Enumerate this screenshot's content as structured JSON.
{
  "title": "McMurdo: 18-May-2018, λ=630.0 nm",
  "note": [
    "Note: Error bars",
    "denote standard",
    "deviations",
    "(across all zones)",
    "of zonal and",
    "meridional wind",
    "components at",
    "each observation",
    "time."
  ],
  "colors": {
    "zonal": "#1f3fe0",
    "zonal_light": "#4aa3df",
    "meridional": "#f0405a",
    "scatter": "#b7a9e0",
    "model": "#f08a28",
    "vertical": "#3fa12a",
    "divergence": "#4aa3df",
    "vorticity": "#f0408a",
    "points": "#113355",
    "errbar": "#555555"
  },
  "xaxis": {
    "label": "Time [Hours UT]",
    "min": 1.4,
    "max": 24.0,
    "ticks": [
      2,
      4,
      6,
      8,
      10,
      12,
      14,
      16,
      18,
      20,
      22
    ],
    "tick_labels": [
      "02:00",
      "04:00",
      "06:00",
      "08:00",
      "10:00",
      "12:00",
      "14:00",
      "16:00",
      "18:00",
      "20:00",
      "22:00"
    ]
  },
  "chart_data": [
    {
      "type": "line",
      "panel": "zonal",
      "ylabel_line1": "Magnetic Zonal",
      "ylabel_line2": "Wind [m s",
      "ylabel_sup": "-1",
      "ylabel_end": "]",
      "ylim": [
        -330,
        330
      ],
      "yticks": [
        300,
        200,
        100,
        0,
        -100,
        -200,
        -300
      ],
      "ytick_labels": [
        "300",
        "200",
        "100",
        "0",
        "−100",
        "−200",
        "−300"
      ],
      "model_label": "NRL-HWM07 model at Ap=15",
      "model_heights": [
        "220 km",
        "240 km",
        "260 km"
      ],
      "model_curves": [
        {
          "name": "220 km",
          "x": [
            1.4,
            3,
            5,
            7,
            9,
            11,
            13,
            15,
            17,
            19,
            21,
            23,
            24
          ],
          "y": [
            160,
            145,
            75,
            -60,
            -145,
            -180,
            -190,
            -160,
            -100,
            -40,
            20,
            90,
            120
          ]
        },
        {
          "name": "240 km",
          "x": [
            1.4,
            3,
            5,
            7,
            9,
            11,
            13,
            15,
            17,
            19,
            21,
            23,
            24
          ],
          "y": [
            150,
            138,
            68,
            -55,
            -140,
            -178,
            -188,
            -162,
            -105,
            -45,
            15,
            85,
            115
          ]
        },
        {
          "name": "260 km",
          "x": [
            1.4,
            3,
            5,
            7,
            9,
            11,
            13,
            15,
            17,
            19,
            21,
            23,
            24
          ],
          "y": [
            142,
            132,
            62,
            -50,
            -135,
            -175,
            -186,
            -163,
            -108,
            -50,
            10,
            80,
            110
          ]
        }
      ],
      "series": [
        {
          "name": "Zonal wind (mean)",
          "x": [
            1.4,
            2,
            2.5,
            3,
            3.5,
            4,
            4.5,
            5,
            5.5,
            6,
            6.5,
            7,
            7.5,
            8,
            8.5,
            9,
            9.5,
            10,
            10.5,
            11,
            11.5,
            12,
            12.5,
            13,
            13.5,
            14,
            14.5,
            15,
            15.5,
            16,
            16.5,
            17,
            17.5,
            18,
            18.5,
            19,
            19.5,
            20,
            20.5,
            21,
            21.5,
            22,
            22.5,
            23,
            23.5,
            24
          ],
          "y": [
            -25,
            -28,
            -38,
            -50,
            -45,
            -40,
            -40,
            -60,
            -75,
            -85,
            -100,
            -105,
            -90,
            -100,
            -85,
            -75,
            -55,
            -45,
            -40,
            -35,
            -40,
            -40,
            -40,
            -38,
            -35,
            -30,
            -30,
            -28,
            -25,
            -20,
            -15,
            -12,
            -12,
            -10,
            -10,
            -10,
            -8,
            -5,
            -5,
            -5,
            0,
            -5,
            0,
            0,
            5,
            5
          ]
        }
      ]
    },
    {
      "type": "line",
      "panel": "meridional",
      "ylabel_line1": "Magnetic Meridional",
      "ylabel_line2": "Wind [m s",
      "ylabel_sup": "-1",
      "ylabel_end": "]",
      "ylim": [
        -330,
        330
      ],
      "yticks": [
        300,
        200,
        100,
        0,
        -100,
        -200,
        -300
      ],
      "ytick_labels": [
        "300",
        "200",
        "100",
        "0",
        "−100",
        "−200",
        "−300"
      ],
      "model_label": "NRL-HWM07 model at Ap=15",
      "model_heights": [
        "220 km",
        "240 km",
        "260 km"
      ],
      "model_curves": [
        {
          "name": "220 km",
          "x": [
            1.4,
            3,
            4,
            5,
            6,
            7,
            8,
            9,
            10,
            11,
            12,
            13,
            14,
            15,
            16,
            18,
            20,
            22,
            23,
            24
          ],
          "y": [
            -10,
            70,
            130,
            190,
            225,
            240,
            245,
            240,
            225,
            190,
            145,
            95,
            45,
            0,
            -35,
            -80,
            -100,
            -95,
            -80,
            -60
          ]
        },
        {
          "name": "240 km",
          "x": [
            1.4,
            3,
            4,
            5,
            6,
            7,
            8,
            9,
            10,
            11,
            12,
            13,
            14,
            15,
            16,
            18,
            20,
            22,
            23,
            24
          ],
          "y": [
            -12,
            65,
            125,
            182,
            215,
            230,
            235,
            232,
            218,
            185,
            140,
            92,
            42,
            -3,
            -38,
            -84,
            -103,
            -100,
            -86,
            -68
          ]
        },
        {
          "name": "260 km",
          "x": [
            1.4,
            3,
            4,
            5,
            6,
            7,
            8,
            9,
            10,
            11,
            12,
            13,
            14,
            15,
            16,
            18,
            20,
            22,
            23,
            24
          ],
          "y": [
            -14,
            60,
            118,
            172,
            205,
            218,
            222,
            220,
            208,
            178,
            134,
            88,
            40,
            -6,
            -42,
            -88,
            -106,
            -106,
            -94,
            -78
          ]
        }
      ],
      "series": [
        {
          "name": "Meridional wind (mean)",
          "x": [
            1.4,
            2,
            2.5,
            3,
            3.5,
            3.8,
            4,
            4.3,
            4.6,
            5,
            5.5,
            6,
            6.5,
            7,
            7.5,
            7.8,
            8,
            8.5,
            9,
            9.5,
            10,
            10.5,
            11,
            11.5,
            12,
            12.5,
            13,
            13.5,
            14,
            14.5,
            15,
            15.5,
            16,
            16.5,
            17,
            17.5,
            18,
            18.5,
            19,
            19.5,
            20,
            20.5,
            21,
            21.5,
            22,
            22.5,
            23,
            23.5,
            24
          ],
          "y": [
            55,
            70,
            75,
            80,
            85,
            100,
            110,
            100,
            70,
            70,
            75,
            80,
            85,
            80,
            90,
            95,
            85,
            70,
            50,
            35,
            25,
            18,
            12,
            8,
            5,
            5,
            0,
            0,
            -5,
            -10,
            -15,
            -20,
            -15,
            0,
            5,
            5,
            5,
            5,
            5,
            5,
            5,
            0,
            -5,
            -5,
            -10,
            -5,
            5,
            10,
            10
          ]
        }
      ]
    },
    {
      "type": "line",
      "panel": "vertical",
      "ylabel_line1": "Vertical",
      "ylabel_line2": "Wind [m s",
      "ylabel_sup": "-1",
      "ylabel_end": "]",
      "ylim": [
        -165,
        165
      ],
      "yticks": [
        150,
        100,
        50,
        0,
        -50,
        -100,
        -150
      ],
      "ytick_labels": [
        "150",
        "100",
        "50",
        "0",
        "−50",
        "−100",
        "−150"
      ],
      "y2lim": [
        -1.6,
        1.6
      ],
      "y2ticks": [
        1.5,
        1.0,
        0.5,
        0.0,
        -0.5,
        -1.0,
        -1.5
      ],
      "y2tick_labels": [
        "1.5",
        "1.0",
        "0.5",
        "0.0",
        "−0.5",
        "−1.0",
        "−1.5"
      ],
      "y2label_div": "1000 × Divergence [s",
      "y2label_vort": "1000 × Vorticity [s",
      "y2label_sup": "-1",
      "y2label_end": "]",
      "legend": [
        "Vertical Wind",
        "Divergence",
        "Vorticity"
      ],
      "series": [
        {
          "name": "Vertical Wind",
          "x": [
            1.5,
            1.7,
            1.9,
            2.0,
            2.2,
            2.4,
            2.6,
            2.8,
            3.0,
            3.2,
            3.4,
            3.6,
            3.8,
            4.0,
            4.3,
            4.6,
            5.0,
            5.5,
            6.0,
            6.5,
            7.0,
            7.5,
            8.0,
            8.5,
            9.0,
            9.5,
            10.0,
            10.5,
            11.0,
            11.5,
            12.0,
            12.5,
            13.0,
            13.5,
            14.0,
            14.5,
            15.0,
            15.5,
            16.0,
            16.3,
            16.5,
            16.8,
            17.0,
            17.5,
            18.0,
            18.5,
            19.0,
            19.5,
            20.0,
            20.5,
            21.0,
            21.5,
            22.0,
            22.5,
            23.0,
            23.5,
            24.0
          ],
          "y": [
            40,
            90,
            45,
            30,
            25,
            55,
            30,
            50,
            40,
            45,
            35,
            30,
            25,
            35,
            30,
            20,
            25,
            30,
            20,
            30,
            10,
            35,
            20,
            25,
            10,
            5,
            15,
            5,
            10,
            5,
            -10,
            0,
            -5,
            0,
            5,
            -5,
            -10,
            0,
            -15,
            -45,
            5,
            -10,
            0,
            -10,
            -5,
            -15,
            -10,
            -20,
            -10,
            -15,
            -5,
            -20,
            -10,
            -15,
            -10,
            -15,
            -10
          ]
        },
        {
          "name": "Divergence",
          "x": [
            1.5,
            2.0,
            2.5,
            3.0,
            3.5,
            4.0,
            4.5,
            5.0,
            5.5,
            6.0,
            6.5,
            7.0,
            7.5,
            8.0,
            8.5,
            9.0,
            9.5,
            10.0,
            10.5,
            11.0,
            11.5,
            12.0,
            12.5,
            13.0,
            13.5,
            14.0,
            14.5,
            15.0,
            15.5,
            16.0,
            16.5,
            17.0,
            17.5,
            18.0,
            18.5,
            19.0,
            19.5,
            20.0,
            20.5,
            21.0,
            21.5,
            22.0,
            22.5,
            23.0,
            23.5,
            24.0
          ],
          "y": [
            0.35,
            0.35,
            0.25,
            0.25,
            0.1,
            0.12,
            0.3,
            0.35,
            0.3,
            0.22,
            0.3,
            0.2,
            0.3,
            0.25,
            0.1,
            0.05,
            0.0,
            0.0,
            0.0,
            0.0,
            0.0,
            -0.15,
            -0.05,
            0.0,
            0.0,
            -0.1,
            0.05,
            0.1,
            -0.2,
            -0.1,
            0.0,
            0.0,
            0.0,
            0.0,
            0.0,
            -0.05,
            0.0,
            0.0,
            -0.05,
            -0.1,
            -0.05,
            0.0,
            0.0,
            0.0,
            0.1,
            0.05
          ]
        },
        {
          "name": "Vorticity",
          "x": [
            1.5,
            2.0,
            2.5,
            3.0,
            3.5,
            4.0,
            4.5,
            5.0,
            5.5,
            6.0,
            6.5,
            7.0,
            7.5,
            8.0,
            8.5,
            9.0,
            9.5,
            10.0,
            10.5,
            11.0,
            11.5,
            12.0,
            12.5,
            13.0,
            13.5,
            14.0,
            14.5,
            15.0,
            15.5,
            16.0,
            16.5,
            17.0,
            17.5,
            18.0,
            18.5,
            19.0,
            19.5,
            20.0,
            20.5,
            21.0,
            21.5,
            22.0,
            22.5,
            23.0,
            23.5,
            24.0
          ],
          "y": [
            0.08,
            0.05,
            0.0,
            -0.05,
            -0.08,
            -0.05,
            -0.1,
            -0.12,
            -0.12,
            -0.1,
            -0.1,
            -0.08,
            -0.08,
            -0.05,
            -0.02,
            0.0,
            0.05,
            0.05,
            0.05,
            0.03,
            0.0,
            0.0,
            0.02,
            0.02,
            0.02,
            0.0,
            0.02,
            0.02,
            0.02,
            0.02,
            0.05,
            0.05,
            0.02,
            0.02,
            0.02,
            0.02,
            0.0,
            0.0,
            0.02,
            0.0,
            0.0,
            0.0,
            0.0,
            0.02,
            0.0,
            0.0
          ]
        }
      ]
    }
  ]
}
-=-=-=-=-
▶ [JOB] Above are the records. Copy every line in them holding "Magnetic".

▶ [WRITTEN SOLUTION]
      "ylabel_line1": "Magnetic Zonal",
      "ylabel_line1": "Magnetic Meridional",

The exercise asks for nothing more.